──────── Dataset extract

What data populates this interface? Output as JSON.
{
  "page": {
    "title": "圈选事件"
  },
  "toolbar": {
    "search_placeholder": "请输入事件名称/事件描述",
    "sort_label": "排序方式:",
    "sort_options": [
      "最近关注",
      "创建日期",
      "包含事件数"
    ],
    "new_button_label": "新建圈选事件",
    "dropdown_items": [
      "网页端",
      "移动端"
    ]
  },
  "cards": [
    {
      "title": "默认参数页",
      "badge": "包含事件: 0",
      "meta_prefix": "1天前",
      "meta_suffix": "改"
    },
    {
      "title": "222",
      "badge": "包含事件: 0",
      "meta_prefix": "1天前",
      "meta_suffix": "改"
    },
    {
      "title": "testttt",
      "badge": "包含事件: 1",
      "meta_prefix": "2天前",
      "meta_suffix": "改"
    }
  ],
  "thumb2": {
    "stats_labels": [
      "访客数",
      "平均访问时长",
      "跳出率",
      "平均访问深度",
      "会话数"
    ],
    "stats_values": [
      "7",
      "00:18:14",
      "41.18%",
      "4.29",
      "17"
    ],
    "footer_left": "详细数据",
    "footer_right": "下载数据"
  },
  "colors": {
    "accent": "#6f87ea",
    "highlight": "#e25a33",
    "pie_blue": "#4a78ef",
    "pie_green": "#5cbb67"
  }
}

────────────────

Request:
Take the lines above and retype all of them exactly.

Exercise output:
What data populates this interface? Output as JSON.
{
  "page": {
    "title": "圈选事件"
  },
  "toolbar": {
    "search_placeholder": "请输入事件名称/事件描述",
    "sort_label": "排序方式:",
    "sort_options": [
      "最近关注",
      "创建日期",
      "包含事件数"
    ],
    "new_button_label": "新建圈选事件",
    "dropdown_items": [
      "网页端",
      "移动端"
    ]
  },
  "cards": [
    {
      "title": "默认参数页",
      "badge": "包含事件: 0",
      "meta_prefix": "1天前",
      "meta_suffix": "改"
    },
    {
      "title": "222",
      "badge": "包含事件: 0",
      "meta_prefix": "1天前",
      "meta_suffix": "改"
    },
    {
      "title": "testttt",
      "badge": "包含事件: 1",
      "meta_prefix": "2天前",
      "meta_suffix": "改"
    }
  ],
  "thumb2": {
    "stats_labels": [
      "访客数",
      "平均访问时长",
      "跳出率",
      "平均访问深度",
      "会话数"
    ],
    "stats_values": [
      "7",
      "00:18:14",
      "41.18%",
      "4.29",
      "17"
    ],
    "footer_left": "详细数据",
    "footer_right": "下载数据"
  },
  "colors": {
    "accent": "#6f87ea",
    "highlight": "#e25a33",
    "pie_blue": "#4a78ef",
    "pie_green": "#5cbb67"
  }
}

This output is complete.